Excerpt from a dataset
-- START --

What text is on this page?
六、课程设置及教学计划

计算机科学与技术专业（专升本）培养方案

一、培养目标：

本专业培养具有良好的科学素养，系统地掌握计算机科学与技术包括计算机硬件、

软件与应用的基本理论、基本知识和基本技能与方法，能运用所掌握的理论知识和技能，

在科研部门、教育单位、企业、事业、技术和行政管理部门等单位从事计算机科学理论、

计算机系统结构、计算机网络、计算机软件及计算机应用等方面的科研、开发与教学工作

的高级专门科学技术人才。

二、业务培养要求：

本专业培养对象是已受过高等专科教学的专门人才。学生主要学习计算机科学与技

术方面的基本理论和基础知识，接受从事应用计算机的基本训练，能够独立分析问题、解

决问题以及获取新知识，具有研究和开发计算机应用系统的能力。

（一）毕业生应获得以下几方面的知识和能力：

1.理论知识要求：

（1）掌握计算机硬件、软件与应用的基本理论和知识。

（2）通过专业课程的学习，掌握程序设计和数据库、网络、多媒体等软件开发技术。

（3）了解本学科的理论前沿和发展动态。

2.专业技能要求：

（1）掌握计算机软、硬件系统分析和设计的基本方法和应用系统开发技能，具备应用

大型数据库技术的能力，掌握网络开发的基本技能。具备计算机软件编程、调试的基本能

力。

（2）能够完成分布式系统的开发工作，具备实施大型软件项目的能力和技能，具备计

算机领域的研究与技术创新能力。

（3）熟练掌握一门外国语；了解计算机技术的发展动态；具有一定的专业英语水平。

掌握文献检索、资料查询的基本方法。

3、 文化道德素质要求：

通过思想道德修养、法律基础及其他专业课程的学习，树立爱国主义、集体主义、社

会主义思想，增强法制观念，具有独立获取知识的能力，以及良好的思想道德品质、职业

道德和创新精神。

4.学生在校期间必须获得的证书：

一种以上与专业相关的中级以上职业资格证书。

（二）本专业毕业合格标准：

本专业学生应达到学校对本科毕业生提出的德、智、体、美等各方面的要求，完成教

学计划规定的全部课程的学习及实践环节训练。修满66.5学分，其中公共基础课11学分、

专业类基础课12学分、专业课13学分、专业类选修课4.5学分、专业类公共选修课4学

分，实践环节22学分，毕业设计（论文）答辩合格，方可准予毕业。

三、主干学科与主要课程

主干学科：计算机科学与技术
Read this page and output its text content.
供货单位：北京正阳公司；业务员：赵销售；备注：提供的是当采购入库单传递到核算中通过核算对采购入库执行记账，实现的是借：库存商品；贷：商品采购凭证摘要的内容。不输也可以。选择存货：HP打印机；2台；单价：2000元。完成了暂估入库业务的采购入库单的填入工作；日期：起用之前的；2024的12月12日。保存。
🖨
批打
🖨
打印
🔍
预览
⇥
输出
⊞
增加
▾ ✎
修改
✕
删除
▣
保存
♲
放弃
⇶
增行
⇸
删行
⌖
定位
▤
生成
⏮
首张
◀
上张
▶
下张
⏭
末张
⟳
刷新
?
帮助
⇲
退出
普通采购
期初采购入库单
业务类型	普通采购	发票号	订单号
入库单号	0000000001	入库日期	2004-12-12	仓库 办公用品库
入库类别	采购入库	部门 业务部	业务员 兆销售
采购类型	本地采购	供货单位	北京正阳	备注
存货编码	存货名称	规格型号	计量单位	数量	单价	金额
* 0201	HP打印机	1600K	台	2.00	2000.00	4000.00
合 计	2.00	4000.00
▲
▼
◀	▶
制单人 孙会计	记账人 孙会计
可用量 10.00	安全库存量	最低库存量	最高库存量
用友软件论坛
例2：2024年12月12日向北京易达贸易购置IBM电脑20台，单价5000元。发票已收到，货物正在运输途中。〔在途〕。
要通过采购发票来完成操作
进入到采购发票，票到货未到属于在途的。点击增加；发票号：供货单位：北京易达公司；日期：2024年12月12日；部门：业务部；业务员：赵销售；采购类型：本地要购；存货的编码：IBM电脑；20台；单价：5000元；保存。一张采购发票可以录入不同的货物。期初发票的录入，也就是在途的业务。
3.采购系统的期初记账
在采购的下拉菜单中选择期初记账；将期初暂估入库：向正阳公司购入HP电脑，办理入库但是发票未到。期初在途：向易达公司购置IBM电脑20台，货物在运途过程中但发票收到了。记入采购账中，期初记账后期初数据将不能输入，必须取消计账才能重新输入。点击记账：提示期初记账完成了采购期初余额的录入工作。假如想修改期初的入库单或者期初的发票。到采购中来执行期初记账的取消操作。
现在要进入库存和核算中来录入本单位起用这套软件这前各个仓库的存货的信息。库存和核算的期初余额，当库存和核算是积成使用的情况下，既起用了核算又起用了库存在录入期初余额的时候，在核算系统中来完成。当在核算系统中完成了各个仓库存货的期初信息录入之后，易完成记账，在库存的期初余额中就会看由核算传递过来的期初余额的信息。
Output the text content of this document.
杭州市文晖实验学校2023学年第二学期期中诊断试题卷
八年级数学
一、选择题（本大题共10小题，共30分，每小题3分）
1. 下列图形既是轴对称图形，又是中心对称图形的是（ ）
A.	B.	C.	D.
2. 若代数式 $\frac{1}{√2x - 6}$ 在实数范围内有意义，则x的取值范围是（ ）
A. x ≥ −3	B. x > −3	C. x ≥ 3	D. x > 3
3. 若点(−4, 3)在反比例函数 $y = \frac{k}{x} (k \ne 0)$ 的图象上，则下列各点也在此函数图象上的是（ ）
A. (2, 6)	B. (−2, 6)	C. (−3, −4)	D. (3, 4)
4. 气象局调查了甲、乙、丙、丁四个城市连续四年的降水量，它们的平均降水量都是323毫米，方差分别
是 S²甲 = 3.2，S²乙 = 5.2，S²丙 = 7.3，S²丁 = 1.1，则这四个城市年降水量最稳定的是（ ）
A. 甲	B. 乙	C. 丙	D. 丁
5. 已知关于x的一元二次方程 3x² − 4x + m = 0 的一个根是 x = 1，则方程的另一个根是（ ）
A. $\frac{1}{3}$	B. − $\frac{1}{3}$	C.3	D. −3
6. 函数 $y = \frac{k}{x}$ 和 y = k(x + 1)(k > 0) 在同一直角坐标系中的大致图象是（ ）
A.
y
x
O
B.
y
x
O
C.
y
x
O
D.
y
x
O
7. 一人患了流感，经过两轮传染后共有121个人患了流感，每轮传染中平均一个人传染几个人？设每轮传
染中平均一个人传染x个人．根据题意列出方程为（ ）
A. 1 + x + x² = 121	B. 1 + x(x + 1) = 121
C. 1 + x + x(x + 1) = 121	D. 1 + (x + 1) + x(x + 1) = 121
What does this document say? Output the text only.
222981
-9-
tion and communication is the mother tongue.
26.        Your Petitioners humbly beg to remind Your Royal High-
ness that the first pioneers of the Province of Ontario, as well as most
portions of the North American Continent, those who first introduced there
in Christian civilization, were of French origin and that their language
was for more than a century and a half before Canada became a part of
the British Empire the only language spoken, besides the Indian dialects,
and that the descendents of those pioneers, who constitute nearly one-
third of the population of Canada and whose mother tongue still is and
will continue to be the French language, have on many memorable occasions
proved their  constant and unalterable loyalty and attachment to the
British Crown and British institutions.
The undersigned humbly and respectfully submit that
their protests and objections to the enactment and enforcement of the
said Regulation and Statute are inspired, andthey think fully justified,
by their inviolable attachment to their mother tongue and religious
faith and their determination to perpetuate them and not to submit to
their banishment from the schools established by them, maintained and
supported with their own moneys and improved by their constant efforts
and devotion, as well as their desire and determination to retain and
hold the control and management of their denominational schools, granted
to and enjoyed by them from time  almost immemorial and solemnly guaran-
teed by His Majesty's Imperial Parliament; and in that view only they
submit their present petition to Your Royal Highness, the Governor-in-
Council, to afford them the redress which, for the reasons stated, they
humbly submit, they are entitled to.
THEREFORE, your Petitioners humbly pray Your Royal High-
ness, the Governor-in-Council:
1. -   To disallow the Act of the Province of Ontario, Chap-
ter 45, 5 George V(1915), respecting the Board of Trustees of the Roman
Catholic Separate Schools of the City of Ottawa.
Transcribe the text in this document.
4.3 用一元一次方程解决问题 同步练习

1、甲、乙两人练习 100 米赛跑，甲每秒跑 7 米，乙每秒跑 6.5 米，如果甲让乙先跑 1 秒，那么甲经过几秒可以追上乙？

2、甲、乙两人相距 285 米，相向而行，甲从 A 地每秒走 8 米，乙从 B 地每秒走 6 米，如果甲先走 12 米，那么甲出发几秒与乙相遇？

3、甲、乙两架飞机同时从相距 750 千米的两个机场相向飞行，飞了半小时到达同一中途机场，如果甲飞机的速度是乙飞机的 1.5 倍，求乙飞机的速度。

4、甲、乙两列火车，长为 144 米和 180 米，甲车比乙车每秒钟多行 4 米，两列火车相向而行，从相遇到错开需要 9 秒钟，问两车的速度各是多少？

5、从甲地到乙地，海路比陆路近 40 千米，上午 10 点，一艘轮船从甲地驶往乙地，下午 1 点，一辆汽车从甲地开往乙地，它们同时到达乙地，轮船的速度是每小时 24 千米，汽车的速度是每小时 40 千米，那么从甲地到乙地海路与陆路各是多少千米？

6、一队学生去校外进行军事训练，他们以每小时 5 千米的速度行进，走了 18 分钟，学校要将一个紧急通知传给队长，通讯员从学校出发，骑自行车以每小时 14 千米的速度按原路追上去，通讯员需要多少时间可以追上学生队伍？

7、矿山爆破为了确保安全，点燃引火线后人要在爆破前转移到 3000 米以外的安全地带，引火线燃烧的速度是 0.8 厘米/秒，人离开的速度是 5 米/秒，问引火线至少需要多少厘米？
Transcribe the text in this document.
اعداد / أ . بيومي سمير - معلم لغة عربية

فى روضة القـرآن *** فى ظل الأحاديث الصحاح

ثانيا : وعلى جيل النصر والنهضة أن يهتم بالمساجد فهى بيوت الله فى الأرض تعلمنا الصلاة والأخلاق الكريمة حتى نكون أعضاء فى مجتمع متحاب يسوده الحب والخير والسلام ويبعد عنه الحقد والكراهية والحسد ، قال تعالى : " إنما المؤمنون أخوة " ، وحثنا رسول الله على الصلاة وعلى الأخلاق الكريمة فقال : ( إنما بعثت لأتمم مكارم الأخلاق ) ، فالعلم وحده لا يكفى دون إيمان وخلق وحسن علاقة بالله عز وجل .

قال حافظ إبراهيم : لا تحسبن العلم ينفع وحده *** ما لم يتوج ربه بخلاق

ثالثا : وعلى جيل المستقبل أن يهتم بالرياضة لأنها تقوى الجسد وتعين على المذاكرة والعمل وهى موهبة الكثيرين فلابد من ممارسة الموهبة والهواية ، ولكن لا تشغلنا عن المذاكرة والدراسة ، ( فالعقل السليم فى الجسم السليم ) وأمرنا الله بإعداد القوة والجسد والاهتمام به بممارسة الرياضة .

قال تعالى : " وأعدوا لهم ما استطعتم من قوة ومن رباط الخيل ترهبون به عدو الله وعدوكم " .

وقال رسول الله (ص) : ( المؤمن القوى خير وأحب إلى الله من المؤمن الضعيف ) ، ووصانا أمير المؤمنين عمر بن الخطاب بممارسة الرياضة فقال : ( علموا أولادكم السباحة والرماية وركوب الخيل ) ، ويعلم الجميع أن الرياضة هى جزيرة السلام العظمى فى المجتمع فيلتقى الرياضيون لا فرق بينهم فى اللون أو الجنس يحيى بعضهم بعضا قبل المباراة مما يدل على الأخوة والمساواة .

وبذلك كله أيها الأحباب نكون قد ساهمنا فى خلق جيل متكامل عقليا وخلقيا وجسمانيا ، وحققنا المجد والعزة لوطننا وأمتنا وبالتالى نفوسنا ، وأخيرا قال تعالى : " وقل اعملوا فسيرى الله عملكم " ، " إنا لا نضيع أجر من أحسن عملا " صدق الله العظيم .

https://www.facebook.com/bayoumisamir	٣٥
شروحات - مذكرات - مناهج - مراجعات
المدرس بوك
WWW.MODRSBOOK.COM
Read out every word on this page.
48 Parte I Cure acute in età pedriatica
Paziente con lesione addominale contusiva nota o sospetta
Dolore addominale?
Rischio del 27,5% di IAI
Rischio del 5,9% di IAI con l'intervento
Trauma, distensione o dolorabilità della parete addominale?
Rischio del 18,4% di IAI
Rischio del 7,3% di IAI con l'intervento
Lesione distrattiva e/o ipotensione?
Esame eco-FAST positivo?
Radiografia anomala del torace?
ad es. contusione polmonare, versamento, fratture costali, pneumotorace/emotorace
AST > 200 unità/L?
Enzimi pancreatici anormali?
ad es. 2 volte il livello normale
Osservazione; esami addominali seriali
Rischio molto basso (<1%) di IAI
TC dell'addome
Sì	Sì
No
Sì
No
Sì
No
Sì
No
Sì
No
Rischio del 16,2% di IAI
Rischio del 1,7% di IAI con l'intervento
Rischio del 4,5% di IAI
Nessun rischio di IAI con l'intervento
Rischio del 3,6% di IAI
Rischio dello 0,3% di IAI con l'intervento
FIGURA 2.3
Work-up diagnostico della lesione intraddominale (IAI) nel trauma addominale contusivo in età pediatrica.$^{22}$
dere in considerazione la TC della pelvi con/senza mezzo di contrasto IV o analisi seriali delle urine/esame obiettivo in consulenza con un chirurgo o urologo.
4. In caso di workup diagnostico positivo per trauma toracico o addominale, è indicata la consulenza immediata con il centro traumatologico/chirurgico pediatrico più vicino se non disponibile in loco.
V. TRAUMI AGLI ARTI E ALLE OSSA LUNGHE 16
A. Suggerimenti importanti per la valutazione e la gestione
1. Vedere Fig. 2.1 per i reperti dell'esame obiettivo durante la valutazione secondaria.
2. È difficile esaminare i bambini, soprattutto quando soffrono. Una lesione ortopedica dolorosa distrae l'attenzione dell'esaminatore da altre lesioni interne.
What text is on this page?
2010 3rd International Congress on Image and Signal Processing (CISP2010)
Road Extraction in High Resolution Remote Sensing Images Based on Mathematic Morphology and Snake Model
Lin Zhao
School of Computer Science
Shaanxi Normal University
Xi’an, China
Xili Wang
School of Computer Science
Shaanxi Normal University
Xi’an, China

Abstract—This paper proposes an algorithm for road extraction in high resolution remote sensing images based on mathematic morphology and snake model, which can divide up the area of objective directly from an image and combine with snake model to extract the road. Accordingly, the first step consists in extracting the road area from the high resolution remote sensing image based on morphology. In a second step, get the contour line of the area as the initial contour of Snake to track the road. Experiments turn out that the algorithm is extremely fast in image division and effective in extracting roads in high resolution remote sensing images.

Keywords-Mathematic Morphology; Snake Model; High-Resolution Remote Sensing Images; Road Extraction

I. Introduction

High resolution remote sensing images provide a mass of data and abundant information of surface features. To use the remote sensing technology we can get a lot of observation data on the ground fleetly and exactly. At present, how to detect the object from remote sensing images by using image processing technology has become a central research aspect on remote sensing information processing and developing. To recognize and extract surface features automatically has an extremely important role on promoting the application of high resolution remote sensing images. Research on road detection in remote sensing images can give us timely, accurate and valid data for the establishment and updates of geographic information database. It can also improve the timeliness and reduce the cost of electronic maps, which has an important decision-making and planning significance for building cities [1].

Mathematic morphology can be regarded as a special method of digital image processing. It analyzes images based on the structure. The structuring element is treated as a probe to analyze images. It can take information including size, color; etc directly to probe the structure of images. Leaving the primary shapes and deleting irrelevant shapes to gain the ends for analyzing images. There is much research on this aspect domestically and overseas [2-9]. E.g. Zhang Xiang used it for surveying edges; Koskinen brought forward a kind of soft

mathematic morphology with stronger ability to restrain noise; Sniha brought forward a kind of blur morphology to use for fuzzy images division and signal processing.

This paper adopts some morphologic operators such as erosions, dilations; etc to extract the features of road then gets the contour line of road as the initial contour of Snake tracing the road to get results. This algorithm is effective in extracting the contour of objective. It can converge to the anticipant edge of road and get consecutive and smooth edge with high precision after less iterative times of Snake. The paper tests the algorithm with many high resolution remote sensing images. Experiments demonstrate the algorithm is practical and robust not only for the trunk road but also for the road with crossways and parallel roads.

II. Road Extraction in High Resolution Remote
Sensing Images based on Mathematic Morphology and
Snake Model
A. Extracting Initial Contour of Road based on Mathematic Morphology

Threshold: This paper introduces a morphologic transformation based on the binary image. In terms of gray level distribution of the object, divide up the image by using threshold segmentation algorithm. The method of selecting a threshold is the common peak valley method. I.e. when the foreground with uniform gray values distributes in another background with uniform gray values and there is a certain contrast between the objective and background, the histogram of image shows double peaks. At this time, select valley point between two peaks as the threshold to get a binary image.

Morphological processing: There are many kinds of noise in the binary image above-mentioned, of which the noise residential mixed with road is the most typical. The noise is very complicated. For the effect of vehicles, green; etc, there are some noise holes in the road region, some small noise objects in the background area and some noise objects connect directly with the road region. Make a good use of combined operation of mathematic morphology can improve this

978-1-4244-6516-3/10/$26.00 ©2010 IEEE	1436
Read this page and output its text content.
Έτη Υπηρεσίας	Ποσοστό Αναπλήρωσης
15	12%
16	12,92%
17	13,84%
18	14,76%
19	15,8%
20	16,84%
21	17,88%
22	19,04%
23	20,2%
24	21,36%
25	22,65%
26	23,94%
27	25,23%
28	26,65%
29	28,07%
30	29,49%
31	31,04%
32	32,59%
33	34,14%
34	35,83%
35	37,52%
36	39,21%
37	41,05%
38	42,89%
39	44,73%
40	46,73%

-- END --

**What is asked:** Gather each line of the listing containing the word "using" and show it.

**Full output:**
High resolution remote sensing images provide a mass of data and abundant information of surface features. To use the remote sensing technology we can get a lot of observation data on the ground fleetly and exactly. At present, how to detect the object from remote sensing images by using image processing technology has become a central research aspect on remote sensing information processing and developing. To recognize and extract surface features automatically has an extremely important role on promoting the application of high resolution remote sensing images. Research on road detection in remote sensing images can give us timely, accurate and valid data for the establishment and updates of geographic information database. It can also improve the timeliness and reduce the cost of electronic maps, which has an important decision-making and planning significance for building cities [1].
Threshold: This paper introduces a morphologic transformation based on the binary image. In terms of gray level distribution of the object, divide up the image by using threshold segmentation algorithm. The method of selecting a threshold is the common peak valley method. I.e. when the foreground with uniform gray values distributes in another background with uniform gray values and there is a certain contrast between the objective and background, the histogram of image shows double peaks. At this time, select valley point between two peaks as the threshold to get a binary image.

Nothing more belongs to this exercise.